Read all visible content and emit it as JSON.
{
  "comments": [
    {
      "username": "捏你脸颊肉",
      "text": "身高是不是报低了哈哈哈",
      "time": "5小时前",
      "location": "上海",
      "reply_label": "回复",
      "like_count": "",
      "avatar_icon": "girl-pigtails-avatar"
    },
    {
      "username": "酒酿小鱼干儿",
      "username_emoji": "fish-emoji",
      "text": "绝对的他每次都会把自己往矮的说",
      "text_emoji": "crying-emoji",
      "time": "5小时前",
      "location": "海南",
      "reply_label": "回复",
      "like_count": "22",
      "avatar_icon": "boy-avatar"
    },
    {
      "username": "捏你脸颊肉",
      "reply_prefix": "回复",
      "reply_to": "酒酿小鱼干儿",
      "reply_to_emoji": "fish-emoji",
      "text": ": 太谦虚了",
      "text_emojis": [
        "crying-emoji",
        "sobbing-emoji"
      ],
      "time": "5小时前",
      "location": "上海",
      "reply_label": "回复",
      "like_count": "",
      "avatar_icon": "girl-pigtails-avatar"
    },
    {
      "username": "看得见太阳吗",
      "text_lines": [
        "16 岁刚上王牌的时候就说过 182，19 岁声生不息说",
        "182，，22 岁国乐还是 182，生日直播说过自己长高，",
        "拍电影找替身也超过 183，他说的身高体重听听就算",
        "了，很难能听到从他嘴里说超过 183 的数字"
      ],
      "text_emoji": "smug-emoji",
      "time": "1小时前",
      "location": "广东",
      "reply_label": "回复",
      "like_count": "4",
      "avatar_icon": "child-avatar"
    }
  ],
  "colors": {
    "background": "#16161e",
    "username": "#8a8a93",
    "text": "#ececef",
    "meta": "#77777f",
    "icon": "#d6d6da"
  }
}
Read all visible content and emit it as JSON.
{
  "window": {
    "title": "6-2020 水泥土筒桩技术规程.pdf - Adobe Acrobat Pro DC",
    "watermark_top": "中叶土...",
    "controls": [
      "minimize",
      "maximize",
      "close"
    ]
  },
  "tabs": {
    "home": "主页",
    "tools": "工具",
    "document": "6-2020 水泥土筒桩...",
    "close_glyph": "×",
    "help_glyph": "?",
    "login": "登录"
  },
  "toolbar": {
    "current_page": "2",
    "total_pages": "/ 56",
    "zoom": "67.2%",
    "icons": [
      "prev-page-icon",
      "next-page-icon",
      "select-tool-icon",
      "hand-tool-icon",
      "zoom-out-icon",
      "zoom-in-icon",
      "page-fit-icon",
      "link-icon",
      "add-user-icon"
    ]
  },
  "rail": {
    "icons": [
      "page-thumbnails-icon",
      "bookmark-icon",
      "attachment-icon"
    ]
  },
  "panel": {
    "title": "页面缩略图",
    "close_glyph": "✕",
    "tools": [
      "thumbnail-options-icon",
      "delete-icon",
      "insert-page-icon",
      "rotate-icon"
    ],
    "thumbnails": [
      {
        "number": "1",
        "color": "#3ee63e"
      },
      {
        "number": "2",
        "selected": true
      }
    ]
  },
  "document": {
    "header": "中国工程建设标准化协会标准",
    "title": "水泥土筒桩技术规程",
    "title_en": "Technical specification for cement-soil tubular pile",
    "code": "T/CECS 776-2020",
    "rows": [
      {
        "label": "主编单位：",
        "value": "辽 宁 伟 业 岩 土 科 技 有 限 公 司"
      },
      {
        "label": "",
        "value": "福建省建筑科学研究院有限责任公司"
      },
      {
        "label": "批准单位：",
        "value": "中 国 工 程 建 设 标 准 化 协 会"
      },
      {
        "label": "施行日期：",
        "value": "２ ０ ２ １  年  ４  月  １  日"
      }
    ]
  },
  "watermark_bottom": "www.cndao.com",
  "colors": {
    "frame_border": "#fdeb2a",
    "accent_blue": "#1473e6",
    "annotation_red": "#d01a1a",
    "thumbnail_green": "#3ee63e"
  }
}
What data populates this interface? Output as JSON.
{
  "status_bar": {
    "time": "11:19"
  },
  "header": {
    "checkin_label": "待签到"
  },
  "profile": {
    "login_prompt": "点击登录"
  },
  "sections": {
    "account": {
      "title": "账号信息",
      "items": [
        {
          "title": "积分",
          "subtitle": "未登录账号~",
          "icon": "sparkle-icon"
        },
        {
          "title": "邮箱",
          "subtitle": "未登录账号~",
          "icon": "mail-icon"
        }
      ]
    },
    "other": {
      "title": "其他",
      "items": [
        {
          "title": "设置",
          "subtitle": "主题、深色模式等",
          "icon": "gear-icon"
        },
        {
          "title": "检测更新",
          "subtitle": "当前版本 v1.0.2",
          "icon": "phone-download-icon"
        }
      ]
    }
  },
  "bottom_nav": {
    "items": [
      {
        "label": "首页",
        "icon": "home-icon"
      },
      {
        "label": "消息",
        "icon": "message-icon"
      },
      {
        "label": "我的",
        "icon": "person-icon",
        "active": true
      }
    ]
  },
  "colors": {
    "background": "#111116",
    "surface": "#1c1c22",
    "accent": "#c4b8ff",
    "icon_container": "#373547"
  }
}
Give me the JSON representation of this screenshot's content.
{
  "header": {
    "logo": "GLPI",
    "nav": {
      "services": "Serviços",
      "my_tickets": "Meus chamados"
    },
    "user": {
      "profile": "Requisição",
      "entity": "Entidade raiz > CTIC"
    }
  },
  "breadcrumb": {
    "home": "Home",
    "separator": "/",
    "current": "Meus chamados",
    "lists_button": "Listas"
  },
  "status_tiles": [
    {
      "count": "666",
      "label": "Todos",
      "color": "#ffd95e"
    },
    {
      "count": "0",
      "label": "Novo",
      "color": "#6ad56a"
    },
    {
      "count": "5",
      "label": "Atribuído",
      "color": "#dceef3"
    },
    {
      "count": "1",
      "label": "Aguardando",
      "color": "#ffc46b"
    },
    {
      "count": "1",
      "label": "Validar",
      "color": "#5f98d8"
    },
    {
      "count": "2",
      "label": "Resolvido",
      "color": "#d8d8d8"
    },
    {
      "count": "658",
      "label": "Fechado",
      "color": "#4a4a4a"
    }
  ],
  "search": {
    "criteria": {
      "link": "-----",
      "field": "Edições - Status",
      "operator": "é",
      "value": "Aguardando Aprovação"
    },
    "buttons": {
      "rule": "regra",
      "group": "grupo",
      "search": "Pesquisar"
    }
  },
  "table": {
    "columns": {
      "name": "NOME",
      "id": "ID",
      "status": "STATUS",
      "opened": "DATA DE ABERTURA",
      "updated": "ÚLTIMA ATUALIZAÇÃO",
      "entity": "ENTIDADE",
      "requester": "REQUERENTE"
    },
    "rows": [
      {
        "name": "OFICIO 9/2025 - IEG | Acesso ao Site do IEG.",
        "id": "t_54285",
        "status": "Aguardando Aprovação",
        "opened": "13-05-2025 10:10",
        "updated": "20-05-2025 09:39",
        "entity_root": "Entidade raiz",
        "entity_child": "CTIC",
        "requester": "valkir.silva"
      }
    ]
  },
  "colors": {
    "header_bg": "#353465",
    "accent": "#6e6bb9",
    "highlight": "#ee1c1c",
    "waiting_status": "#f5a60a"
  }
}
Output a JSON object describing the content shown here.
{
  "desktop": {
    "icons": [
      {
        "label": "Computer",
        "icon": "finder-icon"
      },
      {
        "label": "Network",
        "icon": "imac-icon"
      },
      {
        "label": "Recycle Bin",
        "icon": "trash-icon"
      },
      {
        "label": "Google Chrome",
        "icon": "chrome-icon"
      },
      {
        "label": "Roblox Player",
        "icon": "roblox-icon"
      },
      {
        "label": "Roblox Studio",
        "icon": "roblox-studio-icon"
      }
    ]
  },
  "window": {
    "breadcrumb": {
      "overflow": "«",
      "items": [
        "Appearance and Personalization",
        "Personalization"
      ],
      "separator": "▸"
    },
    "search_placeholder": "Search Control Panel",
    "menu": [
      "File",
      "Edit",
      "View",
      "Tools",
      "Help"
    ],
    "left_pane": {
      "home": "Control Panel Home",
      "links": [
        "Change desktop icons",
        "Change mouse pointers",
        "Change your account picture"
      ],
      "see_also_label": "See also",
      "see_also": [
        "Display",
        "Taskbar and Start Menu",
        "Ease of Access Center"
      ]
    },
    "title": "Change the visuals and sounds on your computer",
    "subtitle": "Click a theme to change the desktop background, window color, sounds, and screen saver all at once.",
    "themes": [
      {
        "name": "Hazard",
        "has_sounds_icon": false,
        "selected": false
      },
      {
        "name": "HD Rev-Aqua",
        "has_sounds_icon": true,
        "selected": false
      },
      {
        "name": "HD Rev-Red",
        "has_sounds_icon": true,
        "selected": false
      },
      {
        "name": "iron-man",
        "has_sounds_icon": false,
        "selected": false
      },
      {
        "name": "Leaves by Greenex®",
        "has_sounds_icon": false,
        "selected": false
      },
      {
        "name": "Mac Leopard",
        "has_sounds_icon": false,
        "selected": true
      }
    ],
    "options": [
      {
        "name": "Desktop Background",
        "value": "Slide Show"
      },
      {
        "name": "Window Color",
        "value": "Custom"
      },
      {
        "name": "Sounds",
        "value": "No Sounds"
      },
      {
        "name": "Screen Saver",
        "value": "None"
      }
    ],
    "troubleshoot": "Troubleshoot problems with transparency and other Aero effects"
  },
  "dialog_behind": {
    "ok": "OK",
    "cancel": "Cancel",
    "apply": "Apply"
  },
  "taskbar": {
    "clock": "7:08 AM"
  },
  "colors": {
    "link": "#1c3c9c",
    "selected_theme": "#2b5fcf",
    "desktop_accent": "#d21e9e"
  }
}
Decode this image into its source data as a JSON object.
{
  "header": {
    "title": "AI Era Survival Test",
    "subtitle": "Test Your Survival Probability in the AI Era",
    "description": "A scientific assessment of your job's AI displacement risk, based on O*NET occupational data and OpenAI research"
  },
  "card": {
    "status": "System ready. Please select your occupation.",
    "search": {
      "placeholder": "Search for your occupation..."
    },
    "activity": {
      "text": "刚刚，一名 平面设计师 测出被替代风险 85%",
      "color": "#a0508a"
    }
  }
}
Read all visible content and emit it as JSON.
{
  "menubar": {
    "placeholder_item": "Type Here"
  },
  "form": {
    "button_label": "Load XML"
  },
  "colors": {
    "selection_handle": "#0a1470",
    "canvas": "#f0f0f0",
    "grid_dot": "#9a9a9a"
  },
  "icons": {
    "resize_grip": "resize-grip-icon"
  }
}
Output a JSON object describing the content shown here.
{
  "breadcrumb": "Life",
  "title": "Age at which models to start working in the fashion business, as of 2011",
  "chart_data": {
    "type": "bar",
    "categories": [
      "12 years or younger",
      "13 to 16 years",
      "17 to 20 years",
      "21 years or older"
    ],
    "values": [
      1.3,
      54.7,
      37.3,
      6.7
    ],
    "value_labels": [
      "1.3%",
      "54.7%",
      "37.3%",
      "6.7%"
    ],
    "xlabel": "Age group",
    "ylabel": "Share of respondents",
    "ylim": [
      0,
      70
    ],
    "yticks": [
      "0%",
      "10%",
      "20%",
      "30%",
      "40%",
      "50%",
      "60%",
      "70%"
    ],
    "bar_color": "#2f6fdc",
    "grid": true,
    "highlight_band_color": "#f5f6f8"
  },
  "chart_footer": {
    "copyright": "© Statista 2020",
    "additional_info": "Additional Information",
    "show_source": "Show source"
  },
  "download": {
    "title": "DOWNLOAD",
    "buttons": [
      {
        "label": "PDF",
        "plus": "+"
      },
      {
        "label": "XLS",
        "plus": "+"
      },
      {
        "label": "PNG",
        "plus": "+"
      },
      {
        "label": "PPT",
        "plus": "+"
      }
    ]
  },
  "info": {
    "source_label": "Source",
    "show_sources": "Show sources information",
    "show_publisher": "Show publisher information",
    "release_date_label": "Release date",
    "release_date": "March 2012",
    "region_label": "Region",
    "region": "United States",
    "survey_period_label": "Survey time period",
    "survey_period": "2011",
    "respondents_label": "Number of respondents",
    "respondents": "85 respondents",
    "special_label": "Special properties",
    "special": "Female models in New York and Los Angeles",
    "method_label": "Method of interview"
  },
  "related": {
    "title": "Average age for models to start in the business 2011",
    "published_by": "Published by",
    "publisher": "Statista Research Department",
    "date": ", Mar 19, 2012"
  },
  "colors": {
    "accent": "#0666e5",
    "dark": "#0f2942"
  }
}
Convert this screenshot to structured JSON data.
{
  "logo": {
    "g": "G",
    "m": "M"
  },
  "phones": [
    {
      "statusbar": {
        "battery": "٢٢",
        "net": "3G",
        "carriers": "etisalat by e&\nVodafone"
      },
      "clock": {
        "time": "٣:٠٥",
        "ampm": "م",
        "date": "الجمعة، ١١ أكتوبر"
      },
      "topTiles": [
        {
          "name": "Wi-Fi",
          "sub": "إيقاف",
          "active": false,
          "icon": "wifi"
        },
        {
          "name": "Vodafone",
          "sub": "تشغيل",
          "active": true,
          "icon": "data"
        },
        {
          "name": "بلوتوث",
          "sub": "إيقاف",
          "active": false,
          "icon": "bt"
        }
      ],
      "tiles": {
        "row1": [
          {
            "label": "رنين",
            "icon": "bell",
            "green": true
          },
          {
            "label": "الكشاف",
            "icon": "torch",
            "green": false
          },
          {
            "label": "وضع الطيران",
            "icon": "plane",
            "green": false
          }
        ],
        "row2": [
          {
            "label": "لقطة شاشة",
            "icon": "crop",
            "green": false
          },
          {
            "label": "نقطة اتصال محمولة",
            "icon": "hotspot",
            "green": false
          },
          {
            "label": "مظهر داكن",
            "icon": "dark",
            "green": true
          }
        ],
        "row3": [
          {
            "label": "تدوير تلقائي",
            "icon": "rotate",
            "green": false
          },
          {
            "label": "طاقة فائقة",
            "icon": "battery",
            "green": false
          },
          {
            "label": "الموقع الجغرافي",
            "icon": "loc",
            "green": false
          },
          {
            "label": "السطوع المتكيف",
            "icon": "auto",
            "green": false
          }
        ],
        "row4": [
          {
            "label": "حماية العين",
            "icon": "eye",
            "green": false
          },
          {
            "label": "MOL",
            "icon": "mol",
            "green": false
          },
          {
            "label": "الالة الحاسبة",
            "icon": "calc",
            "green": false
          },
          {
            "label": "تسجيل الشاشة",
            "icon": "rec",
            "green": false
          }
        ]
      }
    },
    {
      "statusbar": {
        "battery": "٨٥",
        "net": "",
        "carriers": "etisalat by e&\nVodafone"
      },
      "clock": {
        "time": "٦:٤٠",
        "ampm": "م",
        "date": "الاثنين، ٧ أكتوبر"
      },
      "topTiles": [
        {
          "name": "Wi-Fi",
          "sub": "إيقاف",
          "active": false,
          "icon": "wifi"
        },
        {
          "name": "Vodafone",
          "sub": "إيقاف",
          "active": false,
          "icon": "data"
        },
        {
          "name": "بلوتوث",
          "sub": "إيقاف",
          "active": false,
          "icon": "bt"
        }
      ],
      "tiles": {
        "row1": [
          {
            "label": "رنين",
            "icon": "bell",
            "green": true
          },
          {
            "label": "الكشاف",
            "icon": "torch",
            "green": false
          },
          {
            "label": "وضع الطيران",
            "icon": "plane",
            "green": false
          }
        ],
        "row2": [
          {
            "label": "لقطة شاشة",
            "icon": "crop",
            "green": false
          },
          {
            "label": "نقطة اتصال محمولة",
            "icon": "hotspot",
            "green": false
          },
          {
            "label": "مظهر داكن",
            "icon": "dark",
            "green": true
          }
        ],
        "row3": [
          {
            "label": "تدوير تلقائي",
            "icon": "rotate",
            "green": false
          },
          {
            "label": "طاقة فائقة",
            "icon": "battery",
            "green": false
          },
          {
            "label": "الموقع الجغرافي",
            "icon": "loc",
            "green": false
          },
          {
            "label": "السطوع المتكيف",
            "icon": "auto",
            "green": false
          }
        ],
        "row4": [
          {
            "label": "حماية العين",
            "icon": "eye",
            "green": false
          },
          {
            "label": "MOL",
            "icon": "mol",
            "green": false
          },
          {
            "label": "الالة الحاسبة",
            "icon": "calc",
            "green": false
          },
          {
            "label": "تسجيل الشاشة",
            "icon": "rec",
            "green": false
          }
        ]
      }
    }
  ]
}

• [Exercise requirements]
Take every line from the records above that has the word "raiz" and copy it.

• [Output]
      "entity": "Entidade raiz > CTIC"
        "entity_root": "Entidade raiz",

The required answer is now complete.